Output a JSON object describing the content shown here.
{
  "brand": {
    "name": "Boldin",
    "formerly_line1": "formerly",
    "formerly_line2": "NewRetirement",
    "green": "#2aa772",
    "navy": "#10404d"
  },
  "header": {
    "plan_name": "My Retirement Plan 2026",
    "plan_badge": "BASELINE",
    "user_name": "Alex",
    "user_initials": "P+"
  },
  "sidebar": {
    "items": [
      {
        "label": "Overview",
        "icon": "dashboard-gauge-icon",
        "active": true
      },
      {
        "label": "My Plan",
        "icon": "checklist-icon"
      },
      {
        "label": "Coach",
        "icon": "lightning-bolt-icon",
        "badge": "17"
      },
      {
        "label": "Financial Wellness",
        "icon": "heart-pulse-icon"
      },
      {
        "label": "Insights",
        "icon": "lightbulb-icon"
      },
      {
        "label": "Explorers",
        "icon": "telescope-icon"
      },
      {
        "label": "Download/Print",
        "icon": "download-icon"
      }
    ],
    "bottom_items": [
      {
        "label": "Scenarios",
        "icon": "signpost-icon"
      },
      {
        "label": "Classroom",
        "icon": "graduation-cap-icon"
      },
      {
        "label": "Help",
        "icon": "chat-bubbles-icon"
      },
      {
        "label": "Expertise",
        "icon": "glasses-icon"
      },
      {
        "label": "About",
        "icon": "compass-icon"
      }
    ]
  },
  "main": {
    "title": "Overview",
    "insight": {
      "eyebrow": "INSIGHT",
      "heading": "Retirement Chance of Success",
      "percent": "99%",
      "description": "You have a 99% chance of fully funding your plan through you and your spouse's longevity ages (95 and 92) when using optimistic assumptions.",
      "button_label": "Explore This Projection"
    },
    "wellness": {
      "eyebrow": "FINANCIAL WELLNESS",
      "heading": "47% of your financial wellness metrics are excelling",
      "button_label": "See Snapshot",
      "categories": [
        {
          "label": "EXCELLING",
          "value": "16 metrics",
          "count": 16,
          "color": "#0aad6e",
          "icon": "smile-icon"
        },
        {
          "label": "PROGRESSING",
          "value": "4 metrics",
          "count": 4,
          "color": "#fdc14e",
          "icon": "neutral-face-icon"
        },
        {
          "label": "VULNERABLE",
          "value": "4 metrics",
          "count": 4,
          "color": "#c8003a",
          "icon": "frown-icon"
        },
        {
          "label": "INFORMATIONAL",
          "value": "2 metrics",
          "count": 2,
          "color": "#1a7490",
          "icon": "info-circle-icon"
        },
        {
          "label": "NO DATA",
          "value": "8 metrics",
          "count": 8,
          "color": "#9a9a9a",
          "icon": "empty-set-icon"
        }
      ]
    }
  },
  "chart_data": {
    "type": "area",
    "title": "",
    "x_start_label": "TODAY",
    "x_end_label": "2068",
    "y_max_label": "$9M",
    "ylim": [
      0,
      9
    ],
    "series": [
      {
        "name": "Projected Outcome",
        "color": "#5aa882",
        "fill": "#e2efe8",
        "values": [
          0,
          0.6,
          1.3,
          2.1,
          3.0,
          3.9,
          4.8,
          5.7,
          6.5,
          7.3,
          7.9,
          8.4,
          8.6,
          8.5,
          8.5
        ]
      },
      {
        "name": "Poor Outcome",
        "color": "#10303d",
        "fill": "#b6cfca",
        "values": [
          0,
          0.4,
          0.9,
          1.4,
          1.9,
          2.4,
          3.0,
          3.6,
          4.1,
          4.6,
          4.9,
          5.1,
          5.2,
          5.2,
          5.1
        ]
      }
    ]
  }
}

**Written task**
Copy every line from the records above that contains the word "metrics".

**Written solution**
      "heading": "47% of your financial wellness metrics are excelling",
          "value": "16 metrics",
          "value": "4 metrics",
          "value": "4 metrics",
          "value": "2 metrics",
          "value": "8 metrics",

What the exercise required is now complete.